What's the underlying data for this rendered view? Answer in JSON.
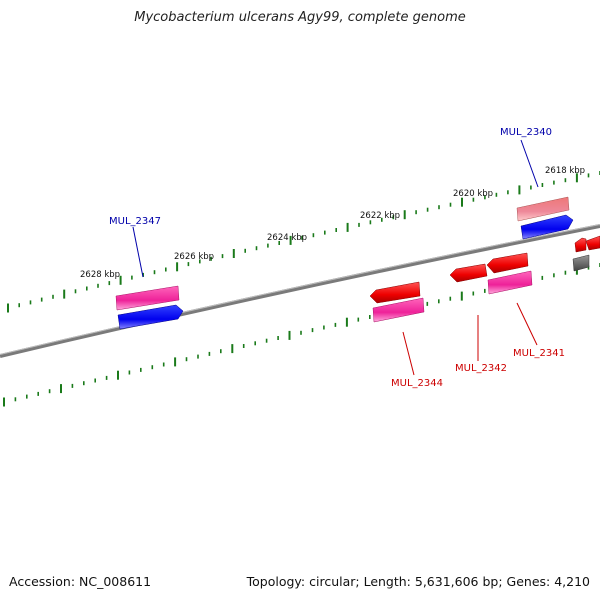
{
  "title": "Mycobacterium ulcerans Agy99, complete genome",
  "footer": {
    "accession": "Accession: NC_008611",
    "stats": "Topology: circular; Length: 5,631,606 bp; Genes: 4,210"
  },
  "colors": {
    "backbone": "#808080",
    "tick": "#1a7a1a",
    "forward_label": "#0000aa",
    "reverse_label": "#cc0000",
    "forward_gene": "#0000ee",
    "reverse_gene": "#ee0000",
    "pink_gene": "#ee3399",
    "light_pink_gene": "#ee7788",
    "gray_gene": "#666666"
  },
  "scale_labels": [
    "2618 kbp",
    "2620 kbp",
    "2622 kbp",
    "2624 kbp",
    "2626 kbp",
    "2628 kbp"
  ],
  "gene_labels": {
    "MUL_2340": "MUL_2340",
    "MUL_2347": "MUL_2347",
    "MUL_2344": "MUL_2344",
    "MUL_2342": "MUL_2342",
    "MUL_2341": "MUL_2341"
  }
}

....

Task instructions: Line by line, transcribe the records exactly, omitting the images.

Expected answer:
What's the underlying data for this rendered view? Answer in JSON.
{
  "title": "Mycobacterium ulcerans Agy99, complete genome",
  "footer": {
    "accession": "Accession: NC_008611",
    "stats": "Topology: circular; Length: 5,631,606 bp; Genes: 4,210"
  },
  "colors": {
    "backbone": "#808080",
    "tick": "#1a7a1a",
    "forward_label": "#0000aa",
    "reverse_label": "#cc0000",
    "forward_gene": "#0000ee",
    "reverse_gene": "#ee0000",
    "pink_gene": "#ee3399",
    "light_pink_gene": "#ee7788",
    "gray_gene": "#666666"
  },
  "scale_labels": [
    "2618 kbp",
    "2620 kbp",
    "2622 kbp",
    "2624 kbp",
    "2626 kbp",
    "2628 kbp"
  ],
  "gene_labels": {
    "MUL_2340": "MUL_2340",
    "MUL_2347": "MUL_2347",
    "MUL_2344": "MUL_2344",
    "MUL_2342": "MUL_2342",
    "MUL_2341": "MUL_2341"
  }
}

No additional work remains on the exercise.